--- begin Supplied material ---

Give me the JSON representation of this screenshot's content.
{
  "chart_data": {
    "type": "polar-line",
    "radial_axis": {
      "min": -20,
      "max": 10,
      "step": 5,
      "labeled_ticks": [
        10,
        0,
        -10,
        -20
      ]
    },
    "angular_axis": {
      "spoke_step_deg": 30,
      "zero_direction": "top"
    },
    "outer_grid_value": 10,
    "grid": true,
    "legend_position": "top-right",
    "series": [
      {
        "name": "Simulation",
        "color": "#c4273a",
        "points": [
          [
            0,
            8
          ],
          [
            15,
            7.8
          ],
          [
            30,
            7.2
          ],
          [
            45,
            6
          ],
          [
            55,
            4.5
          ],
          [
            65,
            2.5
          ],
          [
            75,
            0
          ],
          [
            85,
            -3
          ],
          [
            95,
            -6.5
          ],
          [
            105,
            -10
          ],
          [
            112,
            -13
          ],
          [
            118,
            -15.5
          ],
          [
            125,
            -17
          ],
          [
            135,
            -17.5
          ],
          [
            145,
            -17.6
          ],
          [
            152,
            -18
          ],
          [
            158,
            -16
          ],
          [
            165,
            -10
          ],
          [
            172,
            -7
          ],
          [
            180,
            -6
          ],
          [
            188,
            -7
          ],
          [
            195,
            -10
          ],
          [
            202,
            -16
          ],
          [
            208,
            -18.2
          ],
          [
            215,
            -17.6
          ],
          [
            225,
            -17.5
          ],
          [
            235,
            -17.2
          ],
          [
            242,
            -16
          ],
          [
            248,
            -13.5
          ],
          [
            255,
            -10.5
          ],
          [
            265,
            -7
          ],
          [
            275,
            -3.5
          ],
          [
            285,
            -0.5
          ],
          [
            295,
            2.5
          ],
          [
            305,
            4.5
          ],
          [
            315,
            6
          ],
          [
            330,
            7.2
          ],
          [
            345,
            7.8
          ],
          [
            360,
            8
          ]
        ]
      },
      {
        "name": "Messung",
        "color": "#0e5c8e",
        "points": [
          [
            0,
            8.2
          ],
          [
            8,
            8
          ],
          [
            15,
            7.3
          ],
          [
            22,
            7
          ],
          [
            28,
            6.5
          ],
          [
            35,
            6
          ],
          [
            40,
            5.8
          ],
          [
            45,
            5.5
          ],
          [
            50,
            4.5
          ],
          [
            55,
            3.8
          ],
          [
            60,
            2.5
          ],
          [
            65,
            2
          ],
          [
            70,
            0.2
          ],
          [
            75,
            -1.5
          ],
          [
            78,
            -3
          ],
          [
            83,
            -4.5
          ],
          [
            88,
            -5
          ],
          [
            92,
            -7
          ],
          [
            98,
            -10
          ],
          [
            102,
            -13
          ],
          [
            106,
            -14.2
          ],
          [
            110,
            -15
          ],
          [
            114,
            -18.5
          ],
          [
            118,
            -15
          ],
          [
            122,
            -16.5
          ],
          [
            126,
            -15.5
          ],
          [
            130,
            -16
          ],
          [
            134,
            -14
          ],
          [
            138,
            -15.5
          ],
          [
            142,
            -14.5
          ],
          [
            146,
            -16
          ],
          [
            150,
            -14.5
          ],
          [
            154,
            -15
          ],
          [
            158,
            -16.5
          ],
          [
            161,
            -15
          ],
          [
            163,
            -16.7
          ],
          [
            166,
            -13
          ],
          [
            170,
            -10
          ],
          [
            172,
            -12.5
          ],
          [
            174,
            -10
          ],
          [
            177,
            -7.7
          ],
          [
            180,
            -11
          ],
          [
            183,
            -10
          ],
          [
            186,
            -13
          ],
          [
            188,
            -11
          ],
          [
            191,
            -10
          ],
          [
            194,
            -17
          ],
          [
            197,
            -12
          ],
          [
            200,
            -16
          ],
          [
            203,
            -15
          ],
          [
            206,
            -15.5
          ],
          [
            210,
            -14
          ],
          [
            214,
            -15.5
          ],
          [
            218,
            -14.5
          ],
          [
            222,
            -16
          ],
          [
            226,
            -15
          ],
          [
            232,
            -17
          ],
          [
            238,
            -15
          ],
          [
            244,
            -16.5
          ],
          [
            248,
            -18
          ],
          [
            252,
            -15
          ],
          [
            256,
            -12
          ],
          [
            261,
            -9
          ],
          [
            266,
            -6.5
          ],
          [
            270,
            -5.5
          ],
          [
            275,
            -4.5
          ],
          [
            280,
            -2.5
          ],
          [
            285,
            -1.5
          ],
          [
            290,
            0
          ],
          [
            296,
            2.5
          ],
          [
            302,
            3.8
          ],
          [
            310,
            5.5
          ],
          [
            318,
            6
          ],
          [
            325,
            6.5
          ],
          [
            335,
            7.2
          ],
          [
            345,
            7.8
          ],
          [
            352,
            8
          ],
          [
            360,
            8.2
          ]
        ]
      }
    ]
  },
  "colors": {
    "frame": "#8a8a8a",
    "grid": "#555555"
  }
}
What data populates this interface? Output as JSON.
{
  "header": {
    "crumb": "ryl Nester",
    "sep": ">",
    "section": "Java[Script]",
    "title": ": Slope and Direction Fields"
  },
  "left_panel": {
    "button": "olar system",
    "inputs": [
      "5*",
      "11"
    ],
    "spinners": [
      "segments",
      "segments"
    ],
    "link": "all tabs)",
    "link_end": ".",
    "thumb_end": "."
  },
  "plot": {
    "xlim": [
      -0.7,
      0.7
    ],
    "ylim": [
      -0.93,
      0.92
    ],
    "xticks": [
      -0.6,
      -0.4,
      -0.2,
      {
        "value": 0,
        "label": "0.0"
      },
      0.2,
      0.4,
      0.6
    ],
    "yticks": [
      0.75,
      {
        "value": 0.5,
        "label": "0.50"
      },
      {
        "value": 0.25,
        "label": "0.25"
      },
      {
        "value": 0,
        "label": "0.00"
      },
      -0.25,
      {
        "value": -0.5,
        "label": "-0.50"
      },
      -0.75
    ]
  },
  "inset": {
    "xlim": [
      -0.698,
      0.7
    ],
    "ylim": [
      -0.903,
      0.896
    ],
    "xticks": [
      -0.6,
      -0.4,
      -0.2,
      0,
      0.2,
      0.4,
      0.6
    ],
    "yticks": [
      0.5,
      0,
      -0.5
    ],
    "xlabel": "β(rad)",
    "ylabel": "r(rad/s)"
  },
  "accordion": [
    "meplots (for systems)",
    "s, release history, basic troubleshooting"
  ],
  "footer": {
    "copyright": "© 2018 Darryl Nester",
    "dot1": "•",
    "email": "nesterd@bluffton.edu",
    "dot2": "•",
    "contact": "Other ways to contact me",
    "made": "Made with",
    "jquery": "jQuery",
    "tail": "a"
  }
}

--- end Supplied material ---

**Your task**
Reproduce every line of the data verbatim.

**Result below**
Give me the JSON representation of this screenshot's content.
{
  "chart_data": {
    "type": "polar-line",
    "radial_axis": {
      "min": -20,
      "max": 10,
      "step": 5,
      "labeled_ticks": [
        10,
        0,
        -10,
        -20
      ]
    },
    "angular_axis": {
      "spoke_step_deg": 30,
      "zero_direction": "top"
    },
    "outer_grid_value": 10,
    "grid": true,
    "legend_position": "top-right",
    "series": [
      {
        "name": "Simulation",
        "color": "#c4273a",
        "points": [
          [
            0,
            8
          ],
          [
            15,
            7.8
          ],
          [
            30,
            7.2
          ],
          [
            45,
            6
          ],
          [
            55,
            4.5
          ],
          [
            65,
            2.5
          ],
          [
            75,
            0
          ],
          [
            85,
            -3
          ],
          [
            95,
            -6.5
          ],
          [
            105,
            -10
          ],
          [
            112,
            -13
          ],
          [
            118,
            -15.5
          ],
          [
            125,
            -17
          ],
          [
            135,
            -17.5
          ],
          [
            145,
            -17.6
          ],
          [
            152,
            -18
          ],
          [
            158,
            -16
          ],
          [
            165,
            -10
          ],
          [
            172,
            -7
          ],
          [
            180,
            -6
          ],
          [
            188,
            -7
          ],
          [
            195,
            -10
          ],
          [
            202,
            -16
          ],
          [
            208,
            -18.2
          ],
          [
            215,
            -17.6
          ],
          [
            225,
            -17.5
          ],
          [
            235,
            -17.2
          ],
          [
            242,
            -16
          ],
          [
            248,
            -13.5
          ],
          [
            255,
            -10.5
          ],
          [
            265,
            -7
          ],
          [
            275,
            -3.5
          ],
          [
            285,
            -0.5
          ],
          [
            295,
            2.5
          ],
          [
            305,
            4.5
          ],
          [
            315,
            6
          ],
          [
            330,
            7.2
          ],
          [
            345,
            7.8
          ],
          [
            360,
            8
          ]
        ]
      },
      {
        "name": "Messung",
        "color": "#0e5c8e",
        "points": [
          [
            0,
            8.2
          ],
          [
            8,
            8
          ],
          [
            15,
            7.3
          ],
          [
            22,
            7
          ],
          [
            28,
            6.5
          ],
          [
            35,
            6
          ],
          [
            40,
            5.8
          ],
          [
            45,
            5.5
          ],
          [
            50,
            4.5
          ],
          [
            55,
            3.8
          ],
          [
            60,
            2.5
          ],
          [
            65,
            2
          ],
          [
            70,
            0.2
          ],
          [
            75,
            -1.5
          ],
          [
            78,
            -3
          ],
          [
            83,
            -4.5
          ],
          [
            88,
            -5
          ],
          [
            92,
            -7
          ],
          [
            98,
            -10
          ],
          [
            102,
            -13
          ],
          [
            106,
            -14.2
          ],
          [
            110,
            -15
          ],
          [
            114,
            -18.5
          ],
          [
            118,
            -15
          ],
          [
            122,
            -16.5
          ],
          [
            126,
            -15.5
          ],
          [
            130,
            -16
          ],
          [
            134,
            -14
          ],
          [
            138,
            -15.5
          ],
          [
            142,
            -14.5
          ],
          [
            146,
            -16
          ],
          [
            150,
            -14.5
          ],
          [
            154,
            -15
          ],
          [
            158,
            -16.5
          ],
          [
            161,
            -15
          ],
          [
            163,
            -16.7
          ],
          [
            166,
            -13
          ],
          [
            170,
            -10
          ],
          [
            172,
            -12.5
          ],
          [
            174,
            -10
          ],
          [
            177,
            -7.7
          ],
          [
            180,
            -11
          ],
          [
            183,
            -10
          ],
          [
            186,
            -13
          ],
          [
            188,
            -11
          ],
          [
            191,
            -10
          ],
          [
            194,
            -17
          ],
          [
            197,
            -12
          ],
          [
            200,
            -16
          ],
          [
            203,
            -15
          ],
          [
            206,
            -15.5
          ],
          [
            210,
            -14
          ],
          [
            214,
            -15.5
          ],
          [
            218,
            -14.5
          ],
          [
            222,
            -16
          ],
          [
            226,
            -15
          ],
          [
            232,
            -17
          ],
          [
            238,
            -15
          ],
          [
            244,
            -16.5
          ],
          [
            248,
            -18
          ],
          [
            252,
            -15
          ],
          [
            256,
            -12
          ],
          [
            261,
            -9
          ],
          [
            266,
            -6.5
          ],
          [
            270,
            -5.5
          ],
          [
            275,
            -4.5
          ],
          [
            280,
            -2.5
          ],
          [
            285,
            -1.5
          ],
          [
            290,
            0
          ],
          [
            296,
            2.5
          ],
          [
            302,
            3.8
          ],
          [
            310,
            5.5
          ],
          [
            318,
            6
          ],
          [
            325,
            6.5
          ],
          [
            335,
            7.2
          ],
          [
            345,
            7.8
          ],
          [
            352,
            8
          ],
          [
            360,
            8.2
          ]
        ]
      }
    ]
  },
  "colors": {
    "frame": "#8a8a8a",
    "grid": "#555555"
  }
}
What data populates this interface? Output as JSON.
{
  "header": {
    "crumb": "ryl Nester",
    "sep": ">",
    "section": "Java[Script]",
    "title": ": Slope and Direction Fields"
  },
  "left_panel": {
    "button": "olar system",
    "inputs": [
      "5*",
      "11"
    ],
    "spinners": [
      "segments",
      "segments"
    ],
    "link": "all tabs)",
    "link_end": ".",
    "thumb_end": "."
  },
  "plot": {
    "xlim": [
      -0.7,
      0.7
    ],
    "ylim": [
      -0.93,
      0.92
    ],
    "xticks": [
      -0.6,
      -0.4,
      -0.2,
      {
        "value": 0,
        "label": "0.0"
      },
      0.2,
      0.4,
      0.6
    ],
    "yticks": [
      0.75,
      {
        "value": 0.5,
        "label": "0.50"
      },
      {
        "value": 0.25,
        "label": "0.25"
      },
      {
        "value": 0,
        "label": "0.00"
      },
      -0.25,
      {
        "value": -0.5,
        "label": "-0.50"
      },
      -0.75
    ]
  },
  "inset": {
    "xlim": [
      -0.698,
      0.7
    ],
    "ylim": [
      -0.903,
      0.896
    ],
    "xticks": [
      -0.6,
      -0.4,
      -0.2,
      0,
      0.2,
      0.4,
      0.6
    ],
    "yticks": [
      0.5,
      0,
      -0.5
    ],
    "xlabel": "β(rad)",
    "ylabel": "r(rad/s)"
  },
  "accordion": [
    "meplots (for systems)",
    "s, release history, basic troubleshooting"
  ],
  "footer": {
    "copyright": "© 2018 Darryl Nester",
    "dot1": "•",
    "email": "nesterd@bluffton.edu",
    "dot2": "•",
    "contact": "Other ways to contact me",
    "made": "Made with",
    "jquery": "jQuery",
    "tail": "a"
  }
}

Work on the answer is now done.